● WRITTEN INSTRUCTION: Retype exactly the line holding "Type out the text in this image." and each line that follows, down to the last one. Exclude pictures.

** start of THE DATA **

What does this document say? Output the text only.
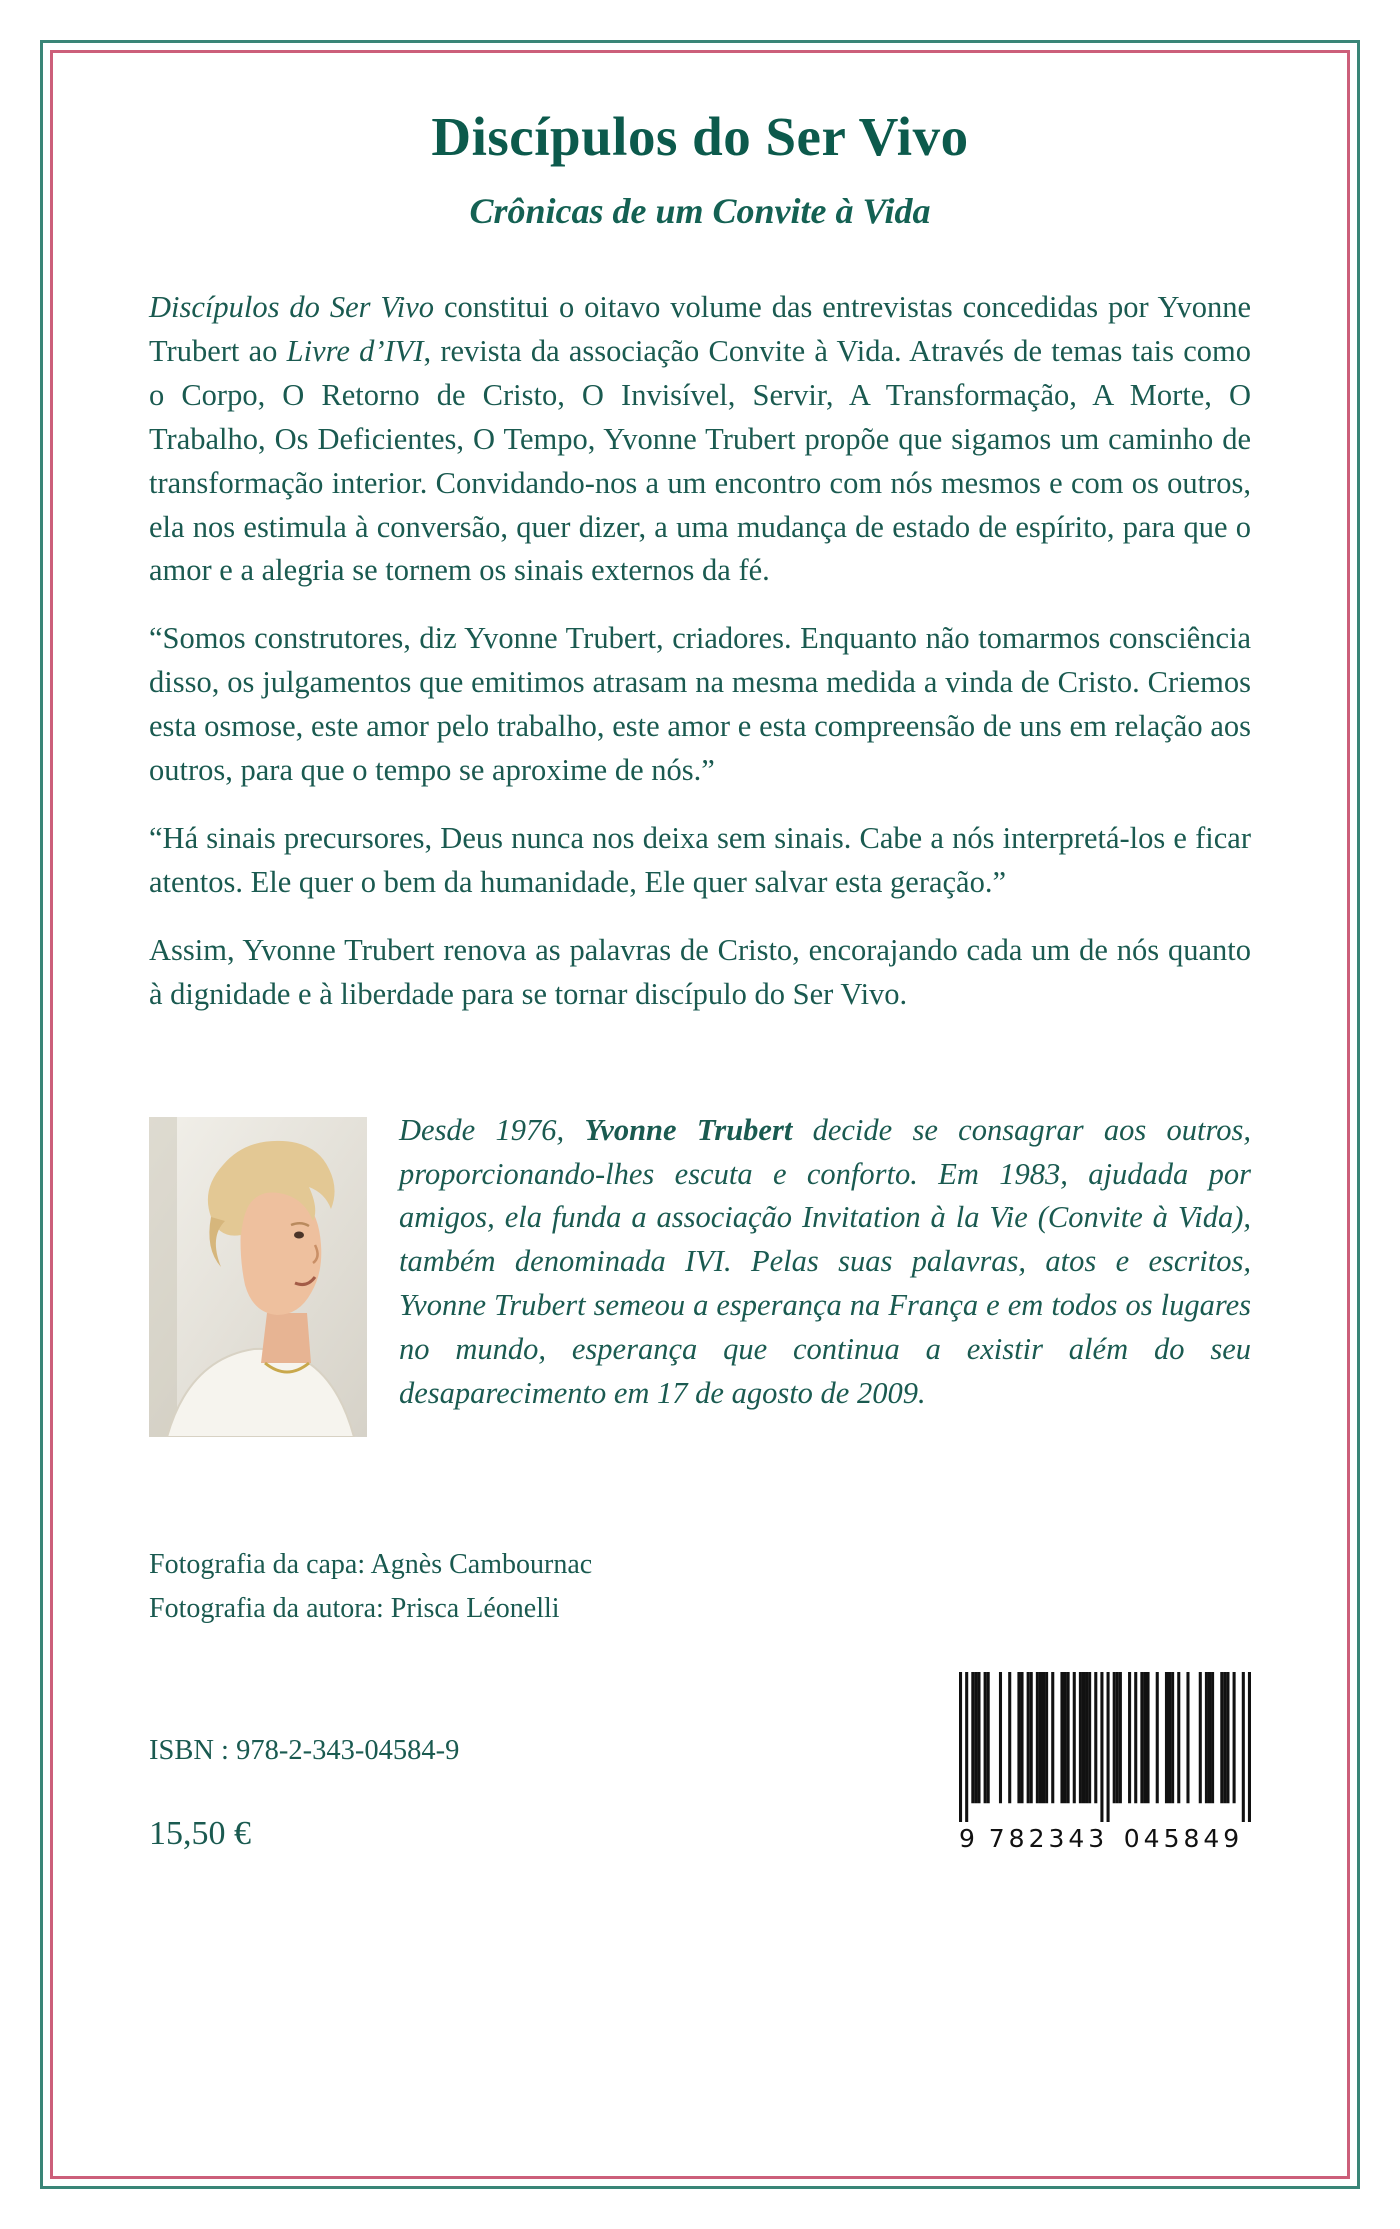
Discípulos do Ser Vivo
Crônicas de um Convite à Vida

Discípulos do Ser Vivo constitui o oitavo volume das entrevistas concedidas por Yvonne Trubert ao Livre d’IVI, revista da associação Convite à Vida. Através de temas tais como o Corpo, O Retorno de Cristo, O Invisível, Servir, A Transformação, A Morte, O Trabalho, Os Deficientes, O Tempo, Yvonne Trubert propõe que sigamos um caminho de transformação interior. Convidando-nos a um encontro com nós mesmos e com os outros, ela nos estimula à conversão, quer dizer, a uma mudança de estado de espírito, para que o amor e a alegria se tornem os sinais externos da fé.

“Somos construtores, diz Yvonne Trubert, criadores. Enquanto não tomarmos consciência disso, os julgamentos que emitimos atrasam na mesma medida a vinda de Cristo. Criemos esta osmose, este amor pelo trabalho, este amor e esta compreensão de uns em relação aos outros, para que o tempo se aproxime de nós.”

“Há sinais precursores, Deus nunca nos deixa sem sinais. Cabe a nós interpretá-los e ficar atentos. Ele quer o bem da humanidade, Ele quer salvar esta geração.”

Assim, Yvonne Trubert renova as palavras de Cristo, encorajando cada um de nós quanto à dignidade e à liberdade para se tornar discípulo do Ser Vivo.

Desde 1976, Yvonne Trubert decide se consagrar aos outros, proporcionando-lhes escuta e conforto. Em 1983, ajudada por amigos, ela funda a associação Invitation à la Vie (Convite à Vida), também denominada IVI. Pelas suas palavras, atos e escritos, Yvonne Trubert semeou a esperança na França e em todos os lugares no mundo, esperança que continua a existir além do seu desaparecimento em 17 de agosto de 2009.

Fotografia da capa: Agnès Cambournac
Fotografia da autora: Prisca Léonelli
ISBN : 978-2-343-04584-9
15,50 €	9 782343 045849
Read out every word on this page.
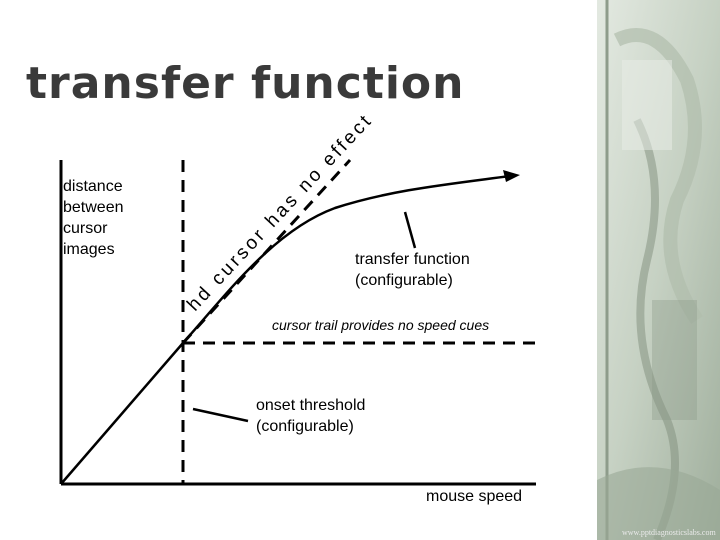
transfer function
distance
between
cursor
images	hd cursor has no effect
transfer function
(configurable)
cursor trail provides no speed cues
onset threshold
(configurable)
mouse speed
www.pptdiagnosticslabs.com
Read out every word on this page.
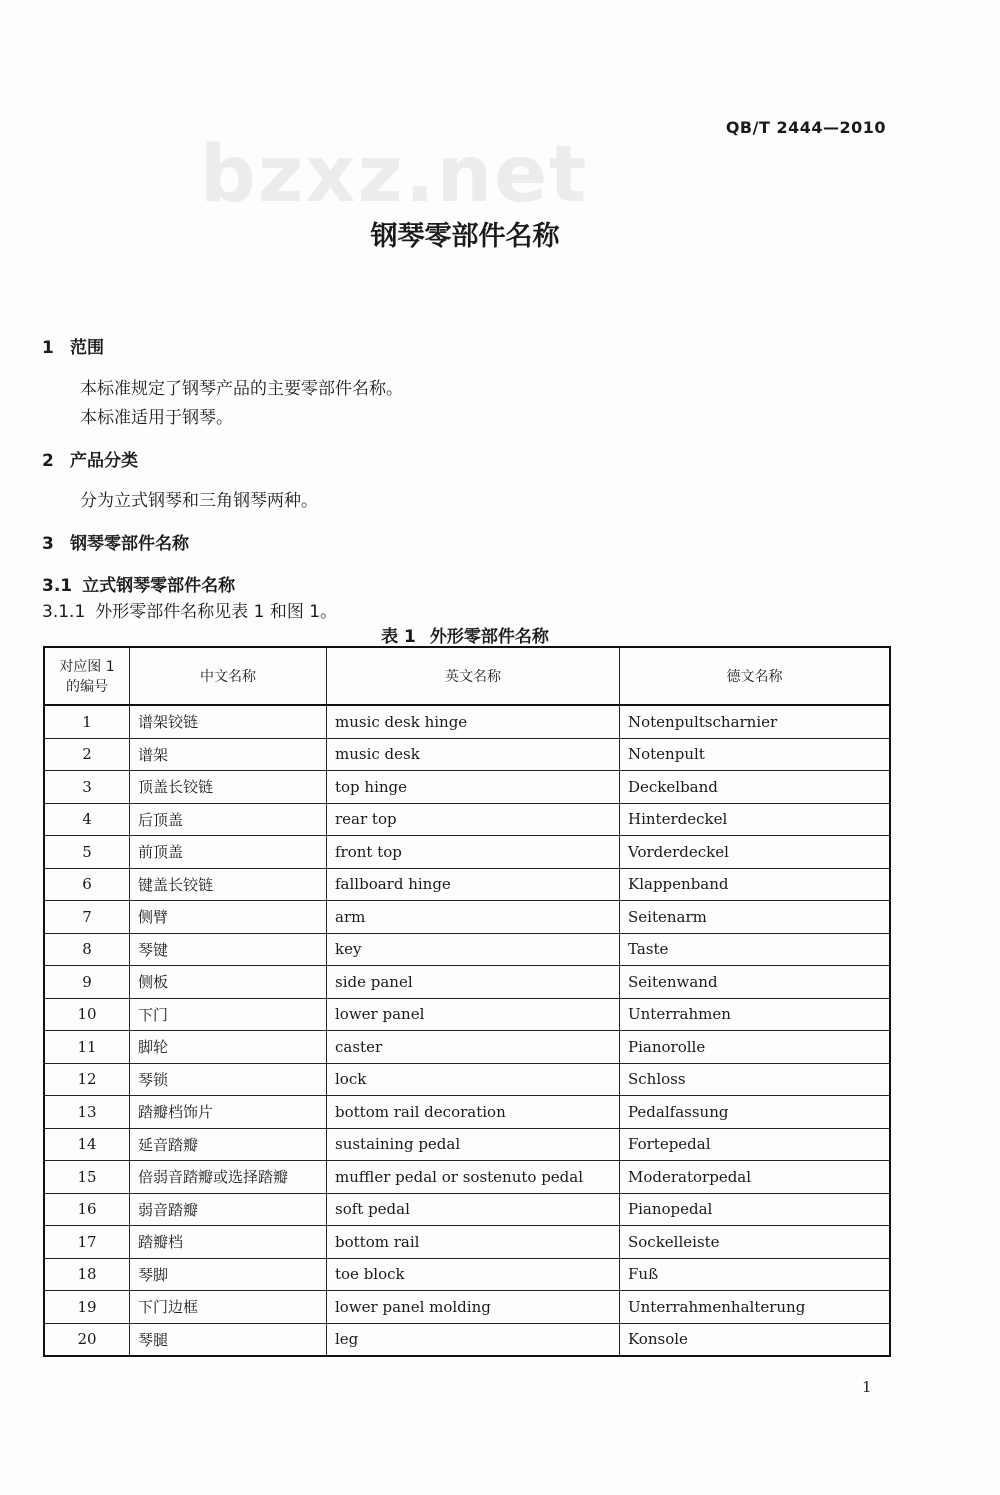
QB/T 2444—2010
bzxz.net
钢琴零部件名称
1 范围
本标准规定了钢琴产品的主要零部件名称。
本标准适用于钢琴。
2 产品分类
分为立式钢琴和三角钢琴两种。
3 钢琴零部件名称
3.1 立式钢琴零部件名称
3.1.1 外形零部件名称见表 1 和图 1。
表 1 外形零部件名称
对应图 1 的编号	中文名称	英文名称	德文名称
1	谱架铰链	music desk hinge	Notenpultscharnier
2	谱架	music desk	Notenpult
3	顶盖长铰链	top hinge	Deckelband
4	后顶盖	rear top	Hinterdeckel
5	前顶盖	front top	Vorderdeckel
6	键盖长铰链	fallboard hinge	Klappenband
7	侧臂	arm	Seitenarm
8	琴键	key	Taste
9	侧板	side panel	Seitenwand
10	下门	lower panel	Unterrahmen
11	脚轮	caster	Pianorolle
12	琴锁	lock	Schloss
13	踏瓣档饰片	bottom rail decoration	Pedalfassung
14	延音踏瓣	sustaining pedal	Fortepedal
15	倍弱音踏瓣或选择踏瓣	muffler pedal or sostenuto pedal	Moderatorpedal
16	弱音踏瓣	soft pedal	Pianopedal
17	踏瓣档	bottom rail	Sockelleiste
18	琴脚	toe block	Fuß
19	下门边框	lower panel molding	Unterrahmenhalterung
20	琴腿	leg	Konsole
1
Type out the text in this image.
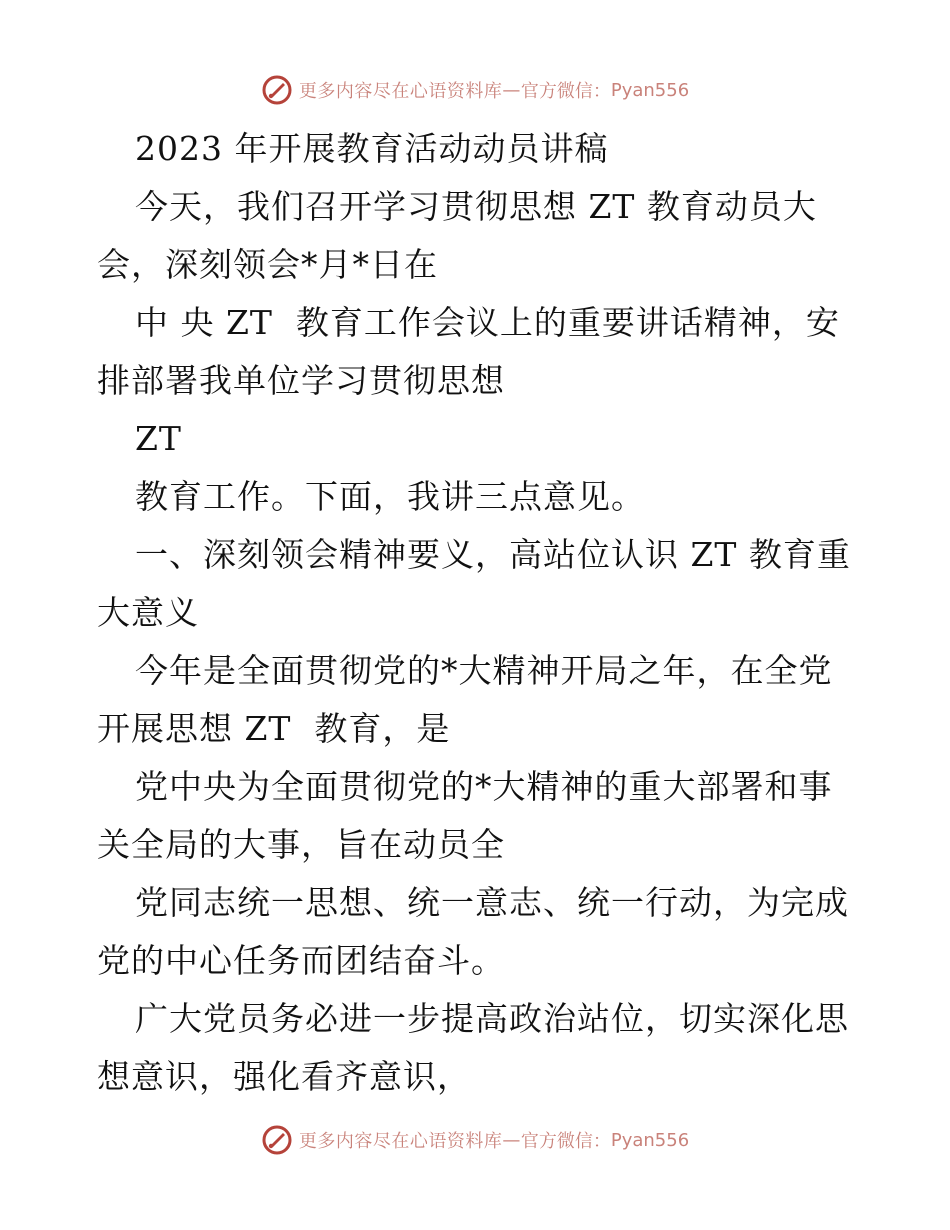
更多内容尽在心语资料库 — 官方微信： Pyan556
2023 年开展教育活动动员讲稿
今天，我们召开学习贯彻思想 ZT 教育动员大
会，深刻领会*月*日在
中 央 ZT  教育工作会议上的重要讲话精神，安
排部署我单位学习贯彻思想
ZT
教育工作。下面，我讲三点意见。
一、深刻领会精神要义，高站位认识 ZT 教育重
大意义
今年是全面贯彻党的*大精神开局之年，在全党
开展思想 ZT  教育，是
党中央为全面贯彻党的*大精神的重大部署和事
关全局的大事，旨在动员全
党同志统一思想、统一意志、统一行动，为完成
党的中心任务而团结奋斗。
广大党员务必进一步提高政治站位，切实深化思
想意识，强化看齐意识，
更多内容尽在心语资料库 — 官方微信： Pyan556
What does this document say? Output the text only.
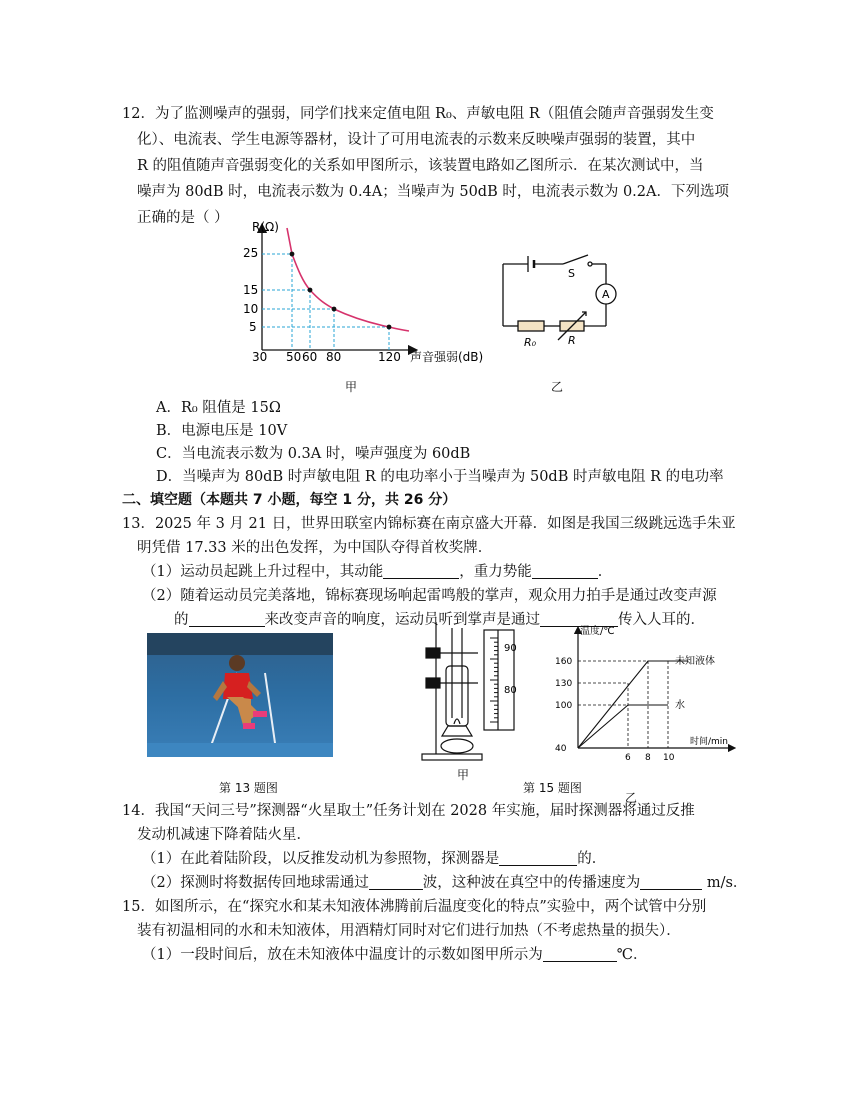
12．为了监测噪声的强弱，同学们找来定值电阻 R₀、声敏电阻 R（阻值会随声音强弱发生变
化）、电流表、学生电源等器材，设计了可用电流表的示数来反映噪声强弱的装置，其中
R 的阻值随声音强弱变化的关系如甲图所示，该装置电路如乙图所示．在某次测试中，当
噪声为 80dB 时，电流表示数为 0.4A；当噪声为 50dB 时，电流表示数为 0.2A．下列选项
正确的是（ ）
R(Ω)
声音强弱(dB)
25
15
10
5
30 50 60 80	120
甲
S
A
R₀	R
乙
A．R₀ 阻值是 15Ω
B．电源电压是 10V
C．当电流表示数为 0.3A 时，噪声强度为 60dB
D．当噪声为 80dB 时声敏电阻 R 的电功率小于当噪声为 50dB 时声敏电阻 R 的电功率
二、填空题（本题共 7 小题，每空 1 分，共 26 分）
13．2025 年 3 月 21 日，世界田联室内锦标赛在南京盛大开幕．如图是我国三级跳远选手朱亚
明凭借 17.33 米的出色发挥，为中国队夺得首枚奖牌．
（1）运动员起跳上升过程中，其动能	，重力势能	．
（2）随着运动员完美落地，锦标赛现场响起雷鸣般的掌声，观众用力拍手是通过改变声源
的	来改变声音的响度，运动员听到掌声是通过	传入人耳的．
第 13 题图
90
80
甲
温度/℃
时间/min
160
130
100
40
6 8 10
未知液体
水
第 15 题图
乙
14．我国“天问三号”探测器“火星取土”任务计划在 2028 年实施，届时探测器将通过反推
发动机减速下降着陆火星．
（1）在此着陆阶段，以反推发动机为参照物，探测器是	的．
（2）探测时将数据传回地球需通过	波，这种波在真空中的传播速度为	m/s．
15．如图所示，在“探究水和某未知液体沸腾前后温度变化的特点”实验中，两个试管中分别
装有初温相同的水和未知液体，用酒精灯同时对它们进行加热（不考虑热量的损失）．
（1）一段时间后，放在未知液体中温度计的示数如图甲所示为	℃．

** end of THE DATA **

● EXERCISE RESPONSE:
Type out the text in this image.
更多内容尽在心语资料库 — 官方微信： Pyan556
2023 年开展教育活动动员讲稿
今天，我们召开学习贯彻思想 ZT 教育动员大
会，深刻领会*月*日在
中 央 ZT  教育工作会议上的重要讲话精神，安
排部署我单位学习贯彻思想
ZT
教育工作。下面，我讲三点意见。
一、深刻领会精神要义，高站位认识 ZT 教育重
大意义
今年是全面贯彻党的*大精神开局之年，在全党
开展思想 ZT  教育，是
党中央为全面贯彻党的*大精神的重大部署和事
关全局的大事，旨在动员全
党同志统一思想、统一意志、统一行动，为完成
党的中心任务而团结奋斗。
广大党员务必进一步提高政治站位，切实深化思
想意识，强化看齐意识，
更多内容尽在心语资料库 — 官方微信： Pyan556
What does this document say? Output the text only.
12．为了监测噪声的强弱，同学们找来定值电阻 R₀、声敏电阻 R（阻值会随声音强弱发生变
化）、电流表、学生电源等器材，设计了可用电流表的示数来反映噪声强弱的装置，其中
R 的阻值随声音强弱变化的关系如甲图所示，该装置电路如乙图所示．在某次测试中，当
噪声为 80dB 时，电流表示数为 0.4A；当噪声为 50dB 时，电流表示数为 0.2A．下列选项
正确的是（ ）
R(Ω)
声音强弱(dB)
25
15
10
5
30 50 60 80	120
甲
S
A
R₀	R
乙
A．R₀ 阻值是 15Ω
B．电源电压是 10V
C．当电流表示数为 0.3A 时，噪声强度为 60dB
D．当噪声为 80dB 时声敏电阻 R 的电功率小于当噪声为 50dB 时声敏电阻 R 的电功率
二、填空题（本题共 7 小题，每空 1 分，共 26 分）
13．2025 年 3 月 21 日，世界田联室内锦标赛在南京盛大开幕．如图是我国三级跳远选手朱亚
明凭借 17.33 米的出色发挥，为中国队夺得首枚奖牌．
（1）运动员起跳上升过程中，其动能	，重力势能	．
（2）随着运动员完美落地，锦标赛现场响起雷鸣般的掌声，观众用力拍手是通过改变声源
的	来改变声音的响度，运动员听到掌声是通过	传入人耳的．
第 13 题图
90
80
甲
温度/℃
时间/min
160
130
100
40
6 8 10
未知液体
水
第 15 题图
乙
14．我国“天问三号”探测器“火星取土”任务计划在 2028 年实施，届时探测器将通过反推
发动机减速下降着陆火星．
（1）在此着陆阶段，以反推发动机为参照物，探测器是	的．
（2）探测时将数据传回地球需通过	波，这种波在真空中的传播速度为	m/s．
15．如图所示，在“探究水和某未知液体沸腾前后温度变化的特点”实验中，两个试管中分别
装有初温相同的水和未知液体，用酒精灯同时对它们进行加热（不考虑热量的损失）．
（1）一段时间后，放在未知液体中温度计的示数如图甲所示为	℃．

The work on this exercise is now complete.